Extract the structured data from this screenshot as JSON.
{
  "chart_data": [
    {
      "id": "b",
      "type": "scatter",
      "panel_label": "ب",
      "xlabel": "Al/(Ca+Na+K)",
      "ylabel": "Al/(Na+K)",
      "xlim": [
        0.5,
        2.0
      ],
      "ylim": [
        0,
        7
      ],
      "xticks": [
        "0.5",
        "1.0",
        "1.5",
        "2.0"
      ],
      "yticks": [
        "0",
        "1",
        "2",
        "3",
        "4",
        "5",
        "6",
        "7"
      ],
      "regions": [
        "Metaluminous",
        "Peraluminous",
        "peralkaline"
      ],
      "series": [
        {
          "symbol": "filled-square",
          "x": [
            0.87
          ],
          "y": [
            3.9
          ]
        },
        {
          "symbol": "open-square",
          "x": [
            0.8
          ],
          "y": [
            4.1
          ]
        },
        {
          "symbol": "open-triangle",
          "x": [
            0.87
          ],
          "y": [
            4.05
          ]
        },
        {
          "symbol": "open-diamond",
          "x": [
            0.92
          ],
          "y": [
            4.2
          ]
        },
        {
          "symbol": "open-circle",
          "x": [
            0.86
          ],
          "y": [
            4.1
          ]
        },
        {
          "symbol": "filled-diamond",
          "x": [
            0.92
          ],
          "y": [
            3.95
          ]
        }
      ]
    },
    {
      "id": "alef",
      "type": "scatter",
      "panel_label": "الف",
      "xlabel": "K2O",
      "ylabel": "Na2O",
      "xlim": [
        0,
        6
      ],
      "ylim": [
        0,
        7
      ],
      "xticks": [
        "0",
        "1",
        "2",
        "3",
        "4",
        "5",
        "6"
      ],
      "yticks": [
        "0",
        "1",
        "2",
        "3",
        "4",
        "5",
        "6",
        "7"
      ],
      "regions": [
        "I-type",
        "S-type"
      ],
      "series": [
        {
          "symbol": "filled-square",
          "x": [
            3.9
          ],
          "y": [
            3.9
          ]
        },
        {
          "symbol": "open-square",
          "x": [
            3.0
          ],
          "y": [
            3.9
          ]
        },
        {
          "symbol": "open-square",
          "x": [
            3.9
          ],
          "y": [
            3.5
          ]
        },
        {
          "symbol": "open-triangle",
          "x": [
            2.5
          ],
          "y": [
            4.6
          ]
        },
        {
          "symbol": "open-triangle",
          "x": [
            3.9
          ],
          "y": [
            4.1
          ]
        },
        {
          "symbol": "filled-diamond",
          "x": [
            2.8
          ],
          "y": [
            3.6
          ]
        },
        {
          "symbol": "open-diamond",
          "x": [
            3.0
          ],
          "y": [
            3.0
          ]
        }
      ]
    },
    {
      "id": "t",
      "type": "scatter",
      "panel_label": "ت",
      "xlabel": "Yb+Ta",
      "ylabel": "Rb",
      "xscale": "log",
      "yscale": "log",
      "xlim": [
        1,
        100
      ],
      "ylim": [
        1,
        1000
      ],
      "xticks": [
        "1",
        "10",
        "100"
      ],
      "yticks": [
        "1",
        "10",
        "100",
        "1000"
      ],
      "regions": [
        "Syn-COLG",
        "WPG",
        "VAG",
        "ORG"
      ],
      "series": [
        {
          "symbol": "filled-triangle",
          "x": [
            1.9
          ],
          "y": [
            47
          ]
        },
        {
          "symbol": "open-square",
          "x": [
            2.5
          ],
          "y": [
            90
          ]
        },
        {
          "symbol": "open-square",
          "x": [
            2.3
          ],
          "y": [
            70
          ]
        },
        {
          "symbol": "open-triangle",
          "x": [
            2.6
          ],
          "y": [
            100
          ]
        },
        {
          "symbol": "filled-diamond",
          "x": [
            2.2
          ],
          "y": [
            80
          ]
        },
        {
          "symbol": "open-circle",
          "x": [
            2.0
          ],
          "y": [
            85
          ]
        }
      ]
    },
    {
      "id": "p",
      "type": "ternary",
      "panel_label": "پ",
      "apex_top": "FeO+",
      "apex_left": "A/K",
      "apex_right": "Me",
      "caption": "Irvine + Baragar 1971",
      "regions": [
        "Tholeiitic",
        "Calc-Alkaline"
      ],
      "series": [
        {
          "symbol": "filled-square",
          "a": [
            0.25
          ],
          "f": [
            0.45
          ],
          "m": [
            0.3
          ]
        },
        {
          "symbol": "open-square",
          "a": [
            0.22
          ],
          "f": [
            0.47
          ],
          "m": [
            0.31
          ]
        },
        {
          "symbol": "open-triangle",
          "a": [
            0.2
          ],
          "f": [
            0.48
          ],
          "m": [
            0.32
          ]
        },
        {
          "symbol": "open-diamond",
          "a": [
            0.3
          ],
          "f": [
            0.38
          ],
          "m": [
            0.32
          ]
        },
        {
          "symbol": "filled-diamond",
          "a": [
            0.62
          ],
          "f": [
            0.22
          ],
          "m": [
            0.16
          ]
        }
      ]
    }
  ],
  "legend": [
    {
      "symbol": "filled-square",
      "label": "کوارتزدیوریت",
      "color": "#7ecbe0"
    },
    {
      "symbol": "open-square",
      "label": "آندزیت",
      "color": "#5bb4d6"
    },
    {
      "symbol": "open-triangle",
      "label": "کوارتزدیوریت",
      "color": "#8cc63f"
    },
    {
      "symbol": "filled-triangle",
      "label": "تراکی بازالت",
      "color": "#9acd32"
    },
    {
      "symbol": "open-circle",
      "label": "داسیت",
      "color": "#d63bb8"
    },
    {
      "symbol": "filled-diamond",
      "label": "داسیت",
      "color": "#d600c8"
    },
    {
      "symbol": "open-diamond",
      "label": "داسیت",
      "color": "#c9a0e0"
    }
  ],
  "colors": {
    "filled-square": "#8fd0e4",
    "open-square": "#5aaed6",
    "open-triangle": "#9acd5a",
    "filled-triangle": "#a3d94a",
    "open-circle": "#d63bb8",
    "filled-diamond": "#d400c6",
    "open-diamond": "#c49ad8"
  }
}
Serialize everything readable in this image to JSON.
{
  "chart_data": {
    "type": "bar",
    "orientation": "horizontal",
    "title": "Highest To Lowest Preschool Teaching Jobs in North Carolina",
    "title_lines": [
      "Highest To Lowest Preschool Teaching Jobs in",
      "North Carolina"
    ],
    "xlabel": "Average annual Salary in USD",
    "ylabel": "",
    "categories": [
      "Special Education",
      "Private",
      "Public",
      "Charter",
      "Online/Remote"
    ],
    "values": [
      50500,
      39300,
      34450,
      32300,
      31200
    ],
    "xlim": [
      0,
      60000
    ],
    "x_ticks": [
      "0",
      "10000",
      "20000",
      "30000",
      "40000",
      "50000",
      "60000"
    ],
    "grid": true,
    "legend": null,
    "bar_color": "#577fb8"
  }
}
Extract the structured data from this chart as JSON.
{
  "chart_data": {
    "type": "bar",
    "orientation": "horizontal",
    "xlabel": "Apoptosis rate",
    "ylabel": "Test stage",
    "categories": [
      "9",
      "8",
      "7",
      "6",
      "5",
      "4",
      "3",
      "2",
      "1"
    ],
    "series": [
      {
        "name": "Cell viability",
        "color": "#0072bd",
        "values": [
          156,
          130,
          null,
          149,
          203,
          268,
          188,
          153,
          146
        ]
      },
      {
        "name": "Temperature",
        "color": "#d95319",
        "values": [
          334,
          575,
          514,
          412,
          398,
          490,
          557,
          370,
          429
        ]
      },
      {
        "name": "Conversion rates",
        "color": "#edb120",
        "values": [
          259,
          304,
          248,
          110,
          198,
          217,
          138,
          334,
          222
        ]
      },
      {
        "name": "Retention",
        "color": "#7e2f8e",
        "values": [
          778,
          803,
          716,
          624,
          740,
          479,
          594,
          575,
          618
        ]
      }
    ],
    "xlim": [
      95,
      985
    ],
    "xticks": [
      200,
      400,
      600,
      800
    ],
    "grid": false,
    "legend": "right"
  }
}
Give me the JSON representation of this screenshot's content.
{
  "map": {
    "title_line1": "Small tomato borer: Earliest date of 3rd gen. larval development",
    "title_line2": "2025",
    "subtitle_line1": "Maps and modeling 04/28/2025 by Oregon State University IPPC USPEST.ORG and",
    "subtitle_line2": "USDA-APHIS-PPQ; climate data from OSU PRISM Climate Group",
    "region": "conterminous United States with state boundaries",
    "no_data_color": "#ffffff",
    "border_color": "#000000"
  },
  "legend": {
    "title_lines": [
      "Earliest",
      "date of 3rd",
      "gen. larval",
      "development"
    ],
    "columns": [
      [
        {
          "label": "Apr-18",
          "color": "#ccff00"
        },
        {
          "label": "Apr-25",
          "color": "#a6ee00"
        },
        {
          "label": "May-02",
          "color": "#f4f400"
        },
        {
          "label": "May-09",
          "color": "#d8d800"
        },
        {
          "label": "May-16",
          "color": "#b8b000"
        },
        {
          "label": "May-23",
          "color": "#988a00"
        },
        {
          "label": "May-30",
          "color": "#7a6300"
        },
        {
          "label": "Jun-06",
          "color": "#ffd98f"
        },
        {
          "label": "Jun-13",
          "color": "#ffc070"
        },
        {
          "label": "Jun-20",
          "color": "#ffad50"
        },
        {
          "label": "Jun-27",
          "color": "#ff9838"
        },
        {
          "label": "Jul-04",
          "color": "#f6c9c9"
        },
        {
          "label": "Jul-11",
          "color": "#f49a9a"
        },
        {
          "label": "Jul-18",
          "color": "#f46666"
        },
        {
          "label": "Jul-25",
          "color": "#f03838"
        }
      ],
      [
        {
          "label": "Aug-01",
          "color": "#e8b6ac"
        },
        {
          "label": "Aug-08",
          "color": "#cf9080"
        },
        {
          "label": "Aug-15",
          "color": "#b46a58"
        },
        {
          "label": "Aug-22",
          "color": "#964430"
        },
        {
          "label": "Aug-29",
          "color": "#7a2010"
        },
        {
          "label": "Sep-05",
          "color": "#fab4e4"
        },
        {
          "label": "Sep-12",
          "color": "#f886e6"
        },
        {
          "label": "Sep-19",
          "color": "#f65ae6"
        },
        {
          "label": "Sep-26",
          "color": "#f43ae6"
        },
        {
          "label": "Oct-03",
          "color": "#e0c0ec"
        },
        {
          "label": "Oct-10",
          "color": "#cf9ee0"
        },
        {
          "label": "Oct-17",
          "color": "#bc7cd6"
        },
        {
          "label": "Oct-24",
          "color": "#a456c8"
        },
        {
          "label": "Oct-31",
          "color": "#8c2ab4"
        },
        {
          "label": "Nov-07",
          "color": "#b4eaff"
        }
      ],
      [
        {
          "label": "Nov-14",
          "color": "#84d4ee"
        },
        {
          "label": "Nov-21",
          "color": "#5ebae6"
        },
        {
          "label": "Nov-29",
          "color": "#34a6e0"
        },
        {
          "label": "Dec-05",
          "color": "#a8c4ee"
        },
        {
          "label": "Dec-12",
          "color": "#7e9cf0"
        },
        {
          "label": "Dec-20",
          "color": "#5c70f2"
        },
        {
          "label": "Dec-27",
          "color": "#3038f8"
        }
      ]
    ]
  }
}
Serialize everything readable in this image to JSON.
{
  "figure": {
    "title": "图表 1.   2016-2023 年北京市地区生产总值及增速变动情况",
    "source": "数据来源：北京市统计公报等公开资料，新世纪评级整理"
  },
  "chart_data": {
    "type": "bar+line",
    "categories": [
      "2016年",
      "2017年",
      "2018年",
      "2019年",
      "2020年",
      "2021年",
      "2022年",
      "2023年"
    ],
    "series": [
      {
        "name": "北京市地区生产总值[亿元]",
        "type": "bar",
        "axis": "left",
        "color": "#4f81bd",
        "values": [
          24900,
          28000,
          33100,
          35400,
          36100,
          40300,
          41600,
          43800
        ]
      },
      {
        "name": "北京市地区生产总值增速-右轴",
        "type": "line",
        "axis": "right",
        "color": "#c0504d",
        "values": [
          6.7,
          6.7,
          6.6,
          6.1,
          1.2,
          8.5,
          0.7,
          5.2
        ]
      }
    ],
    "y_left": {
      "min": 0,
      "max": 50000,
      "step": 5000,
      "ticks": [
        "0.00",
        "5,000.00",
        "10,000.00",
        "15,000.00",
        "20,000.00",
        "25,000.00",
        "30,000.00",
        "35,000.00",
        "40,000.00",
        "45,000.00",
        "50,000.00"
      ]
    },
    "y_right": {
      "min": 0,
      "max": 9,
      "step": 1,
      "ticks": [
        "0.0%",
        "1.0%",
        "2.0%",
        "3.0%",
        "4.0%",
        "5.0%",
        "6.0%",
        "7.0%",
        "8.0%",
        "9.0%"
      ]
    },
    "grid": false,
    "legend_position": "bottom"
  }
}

....................

## WHAT IS ASKED
Gather up every line in the data above that contains the word "ylabel", copying each one.

## EXERCISE RESULT
      "ylabel": "Al/(Na+K)",
      "ylabel": "Na2O",
      "ylabel": "Rb",
    "ylabel": "",
    "ylabel": "Test stage",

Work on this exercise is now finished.